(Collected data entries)
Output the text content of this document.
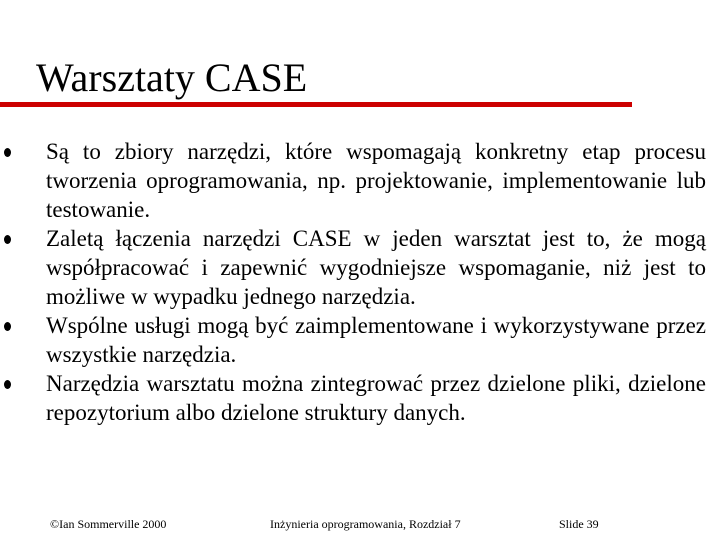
Warsztaty CASE
Są to zbiory narzędzi, które wspomagają konkretny etap procesu tworzenia oprogramowania, np. projektowanie, implementowanie lub testowanie.
Zaletą łączenia narzędzi CASE w jeden warsztat jest to, że mogą współpracować i zapewnić wygodniejsze wspomaganie, niż jest to możliwe w wypadku jednego narzędzia.
Wspólne usługi mogą być zaimplementowane i wykorzystywane przez wszystkie narzędzia.
Narzędzia warsztatu można zintegrować przez dzielone pliki, dzielone repozytorium albo dzielone struktury danych.
©Ian Sommerville 2000	Inżynieria oprogramowania, Rozdział 7	Slide 39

* [Goal of the exercise]:
Reproduce the full listing above verbatim, with no pictures included.

* [Written answer]:
Output the text content of this document.
Warsztaty CASE
Są to zbiory narzędzi, które wspomagają konkretny etap procesu tworzenia oprogramowania, np. projektowanie, implementowanie lub testowanie.
Zaletą łączenia narzędzi CASE w jeden warsztat jest to, że mogą współpracować i zapewnić wygodniejsze wspomaganie, niż jest to możliwe w wypadku jednego narzędzia.
Wspólne usługi mogą być zaimplementowane i wykorzystywane przez wszystkie narzędzia.
Narzędzia warsztatu można zintegrować przez dzielone pliki, dzielone repozytorium albo dzielone struktury danych.
©Ian Sommerville 2000	Inżynieria oprogramowania, Rozdział 7	Slide 39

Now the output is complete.